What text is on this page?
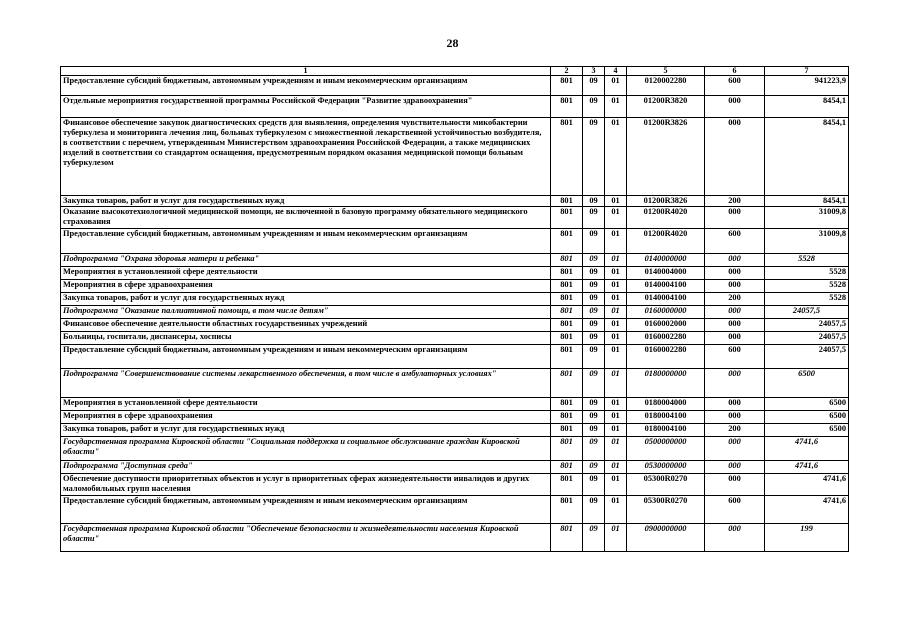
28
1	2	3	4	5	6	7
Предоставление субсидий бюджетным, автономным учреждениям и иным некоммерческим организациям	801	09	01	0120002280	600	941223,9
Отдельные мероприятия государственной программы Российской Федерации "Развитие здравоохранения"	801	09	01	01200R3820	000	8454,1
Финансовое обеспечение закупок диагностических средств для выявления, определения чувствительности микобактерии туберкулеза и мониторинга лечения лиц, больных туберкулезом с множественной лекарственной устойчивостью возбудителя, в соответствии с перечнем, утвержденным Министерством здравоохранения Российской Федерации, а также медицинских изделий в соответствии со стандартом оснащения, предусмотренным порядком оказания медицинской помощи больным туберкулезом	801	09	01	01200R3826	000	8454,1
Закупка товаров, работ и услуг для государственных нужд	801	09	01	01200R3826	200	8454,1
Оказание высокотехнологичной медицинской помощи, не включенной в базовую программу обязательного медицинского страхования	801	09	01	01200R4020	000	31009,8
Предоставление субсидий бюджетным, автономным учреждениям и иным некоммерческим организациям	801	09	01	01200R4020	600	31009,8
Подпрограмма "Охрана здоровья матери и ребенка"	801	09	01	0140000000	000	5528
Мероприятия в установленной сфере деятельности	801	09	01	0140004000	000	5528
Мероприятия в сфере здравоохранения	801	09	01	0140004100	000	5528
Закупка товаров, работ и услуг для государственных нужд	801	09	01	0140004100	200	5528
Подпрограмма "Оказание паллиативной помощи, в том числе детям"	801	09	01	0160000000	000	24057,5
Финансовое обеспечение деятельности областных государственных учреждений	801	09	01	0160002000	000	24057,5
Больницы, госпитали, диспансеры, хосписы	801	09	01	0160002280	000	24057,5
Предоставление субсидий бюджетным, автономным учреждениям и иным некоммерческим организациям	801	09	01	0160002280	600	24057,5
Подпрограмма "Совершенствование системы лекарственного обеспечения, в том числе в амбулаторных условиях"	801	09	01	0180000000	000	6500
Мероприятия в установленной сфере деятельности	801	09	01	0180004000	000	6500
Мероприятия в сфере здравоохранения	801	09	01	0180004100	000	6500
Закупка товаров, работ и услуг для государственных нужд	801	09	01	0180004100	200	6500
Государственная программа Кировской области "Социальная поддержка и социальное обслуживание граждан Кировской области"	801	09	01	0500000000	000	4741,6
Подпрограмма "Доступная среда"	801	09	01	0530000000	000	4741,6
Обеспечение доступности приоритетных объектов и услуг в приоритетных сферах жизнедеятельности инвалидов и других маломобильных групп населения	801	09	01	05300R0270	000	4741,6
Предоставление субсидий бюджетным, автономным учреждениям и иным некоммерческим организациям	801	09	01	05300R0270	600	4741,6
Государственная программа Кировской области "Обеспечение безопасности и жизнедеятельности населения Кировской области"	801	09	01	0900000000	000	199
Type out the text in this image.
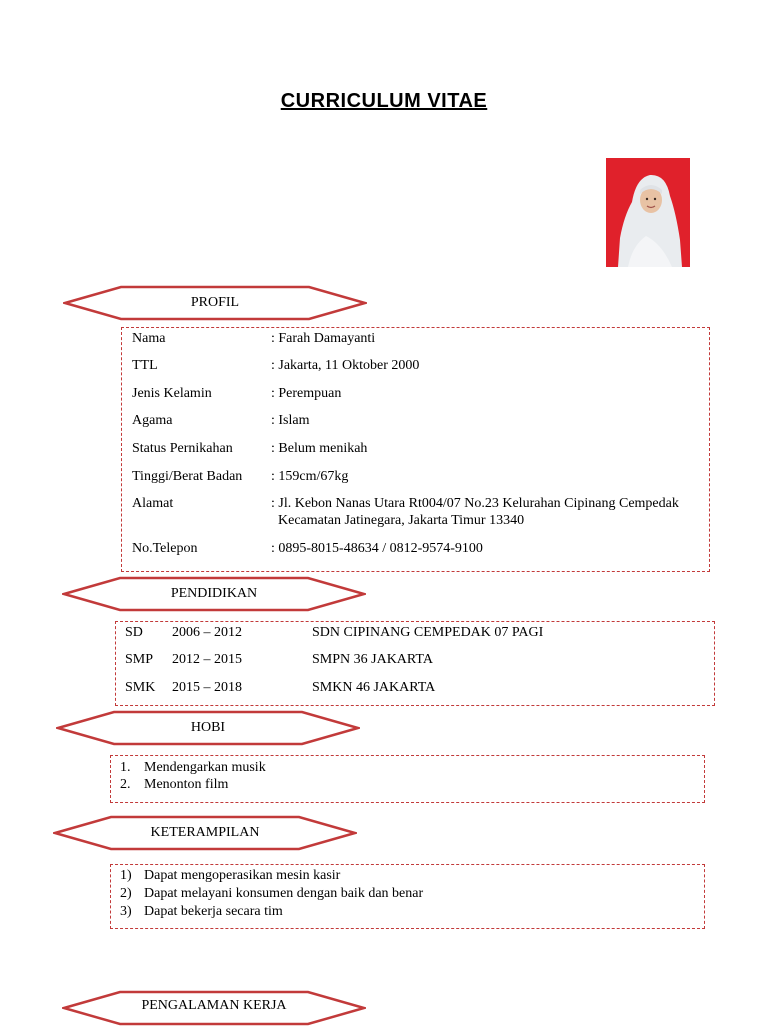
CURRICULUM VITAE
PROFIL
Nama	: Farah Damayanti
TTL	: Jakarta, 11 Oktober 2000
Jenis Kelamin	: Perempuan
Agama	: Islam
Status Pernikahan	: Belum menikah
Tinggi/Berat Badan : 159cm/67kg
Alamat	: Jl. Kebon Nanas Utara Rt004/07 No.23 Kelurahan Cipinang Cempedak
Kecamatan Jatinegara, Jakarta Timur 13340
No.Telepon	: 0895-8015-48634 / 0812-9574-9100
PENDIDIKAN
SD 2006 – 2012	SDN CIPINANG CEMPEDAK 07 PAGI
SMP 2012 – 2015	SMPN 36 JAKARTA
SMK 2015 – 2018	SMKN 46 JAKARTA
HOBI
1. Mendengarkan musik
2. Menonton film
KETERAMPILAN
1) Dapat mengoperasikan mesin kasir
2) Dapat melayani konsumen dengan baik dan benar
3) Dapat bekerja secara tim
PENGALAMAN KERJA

======

__AIM OF THE EXERCISE__:
Go through the records. Copy each line where "установленной" appears.

__OUTPUT OF THE TASK__:
Мероприятия в установленной сфере деятельности	801	09	01	0140004000	000	5528
Мероприятия в установленной сфере деятельности	801	09	01	0180004000	000	6500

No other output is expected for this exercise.